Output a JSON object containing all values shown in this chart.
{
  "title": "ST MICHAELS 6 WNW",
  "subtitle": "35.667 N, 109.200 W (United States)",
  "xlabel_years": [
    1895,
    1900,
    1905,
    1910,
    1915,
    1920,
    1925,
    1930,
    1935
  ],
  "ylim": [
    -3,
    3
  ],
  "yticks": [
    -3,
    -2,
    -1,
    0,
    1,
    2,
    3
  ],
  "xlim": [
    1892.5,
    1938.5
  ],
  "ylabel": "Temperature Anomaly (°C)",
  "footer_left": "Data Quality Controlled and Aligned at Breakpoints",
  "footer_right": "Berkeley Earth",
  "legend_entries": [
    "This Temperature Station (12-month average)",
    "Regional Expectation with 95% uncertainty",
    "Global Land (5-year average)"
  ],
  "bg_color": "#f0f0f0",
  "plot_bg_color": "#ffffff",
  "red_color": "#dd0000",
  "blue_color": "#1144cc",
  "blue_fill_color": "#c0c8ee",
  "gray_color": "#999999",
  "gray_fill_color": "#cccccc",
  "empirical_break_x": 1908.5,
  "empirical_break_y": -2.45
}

|---|

- Your goal
Write out the full set of records exactly as given.

- Exercise solution
Output a JSON object containing all values shown in this chart.
{
  "title": "ST MICHAELS 6 WNW",
  "subtitle": "35.667 N, 109.200 W (United States)",
  "xlabel_years": [
    1895,
    1900,
    1905,
    1910,
    1915,
    1920,
    1925,
    1930,
    1935
  ],
  "ylim": [
    -3,
    3
  ],
  "yticks": [
    -3,
    -2,
    -1,
    0,
    1,
    2,
    3
  ],
  "xlim": [
    1892.5,
    1938.5
  ],
  "ylabel": "Temperature Anomaly (°C)",
  "footer_left": "Data Quality Controlled and Aligned at Breakpoints",
  "footer_right": "Berkeley Earth",
  "legend_entries": [
    "This Temperature Station (12-month average)",
    "Regional Expectation with 95% uncertainty",
    "Global Land (5-year average)"
  ],
  "bg_color": "#f0f0f0",
  "plot_bg_color": "#ffffff",
  "red_color": "#dd0000",
  "blue_color": "#1144cc",
  "blue_fill_color": "#c0c8ee",
  "gray_color": "#999999",
  "gray_fill_color": "#cccccc",
  "empirical_break_x": 1908.5,
  "empirical_break_y": -2.45
}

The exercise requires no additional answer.